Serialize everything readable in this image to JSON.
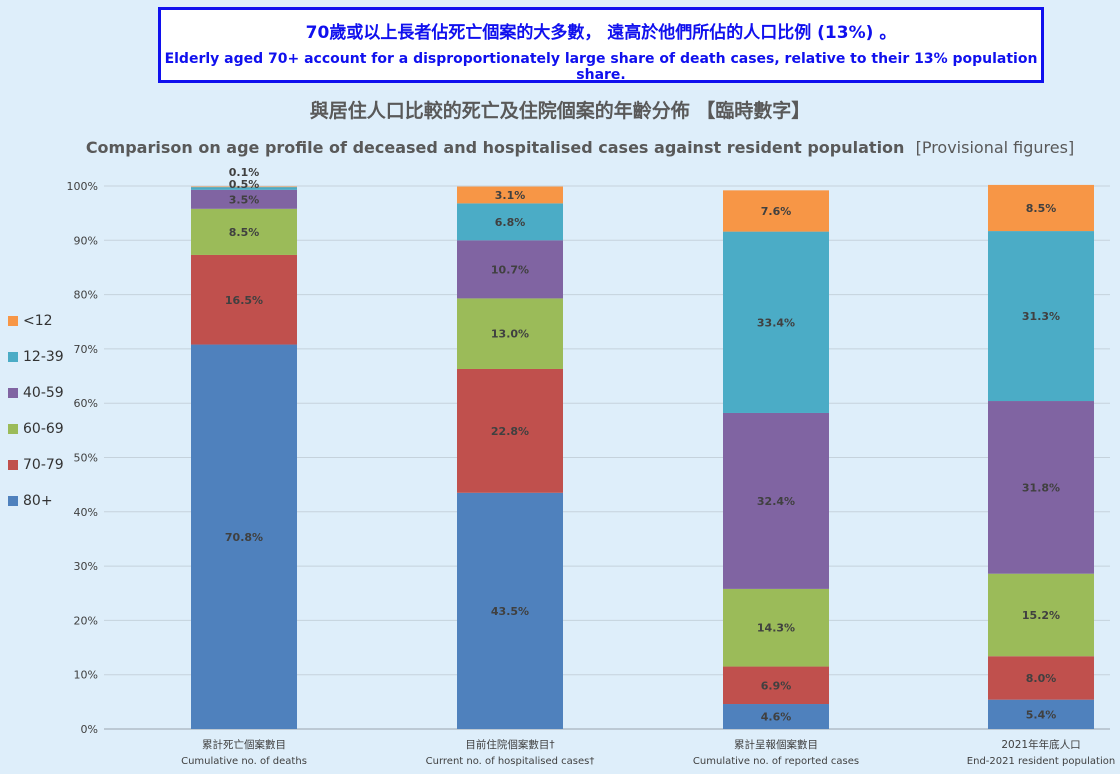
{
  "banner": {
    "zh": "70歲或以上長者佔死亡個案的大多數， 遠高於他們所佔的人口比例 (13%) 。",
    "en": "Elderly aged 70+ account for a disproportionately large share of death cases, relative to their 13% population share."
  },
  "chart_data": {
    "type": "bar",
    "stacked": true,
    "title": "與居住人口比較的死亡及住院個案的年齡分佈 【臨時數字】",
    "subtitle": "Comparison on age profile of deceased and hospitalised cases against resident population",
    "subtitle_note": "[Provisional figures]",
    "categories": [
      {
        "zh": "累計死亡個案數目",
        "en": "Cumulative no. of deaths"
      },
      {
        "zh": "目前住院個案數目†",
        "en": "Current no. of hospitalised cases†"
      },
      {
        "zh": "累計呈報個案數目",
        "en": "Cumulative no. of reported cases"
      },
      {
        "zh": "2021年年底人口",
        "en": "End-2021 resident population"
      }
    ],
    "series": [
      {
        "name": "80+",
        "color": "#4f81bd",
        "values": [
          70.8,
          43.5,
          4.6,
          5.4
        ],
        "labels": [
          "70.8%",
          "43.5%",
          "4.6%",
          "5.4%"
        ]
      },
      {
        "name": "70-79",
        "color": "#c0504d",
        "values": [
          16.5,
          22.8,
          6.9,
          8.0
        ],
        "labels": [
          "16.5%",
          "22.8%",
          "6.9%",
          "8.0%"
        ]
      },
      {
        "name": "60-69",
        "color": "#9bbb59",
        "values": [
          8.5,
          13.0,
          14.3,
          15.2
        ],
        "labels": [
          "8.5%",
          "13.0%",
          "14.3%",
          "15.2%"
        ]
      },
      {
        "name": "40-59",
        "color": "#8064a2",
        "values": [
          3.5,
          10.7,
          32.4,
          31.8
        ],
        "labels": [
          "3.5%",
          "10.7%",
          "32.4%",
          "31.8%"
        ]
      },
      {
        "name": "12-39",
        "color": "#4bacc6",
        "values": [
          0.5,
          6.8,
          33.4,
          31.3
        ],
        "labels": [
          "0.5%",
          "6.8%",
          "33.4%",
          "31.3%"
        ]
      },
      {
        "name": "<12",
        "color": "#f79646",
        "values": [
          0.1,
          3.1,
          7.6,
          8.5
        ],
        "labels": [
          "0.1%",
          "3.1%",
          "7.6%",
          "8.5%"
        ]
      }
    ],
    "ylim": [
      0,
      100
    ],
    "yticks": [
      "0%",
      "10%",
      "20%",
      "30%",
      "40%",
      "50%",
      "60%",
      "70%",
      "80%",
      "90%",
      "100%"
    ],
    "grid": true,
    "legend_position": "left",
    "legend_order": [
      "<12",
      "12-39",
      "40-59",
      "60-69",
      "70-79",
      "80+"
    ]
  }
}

_Given instruction_. From the entries above, extract each line containing "resident".

_Output of the task_.
    "subtitle": "Comparison on age profile of deceased and hospitalised cases against resident population",
        "en": "End-2021 resident population"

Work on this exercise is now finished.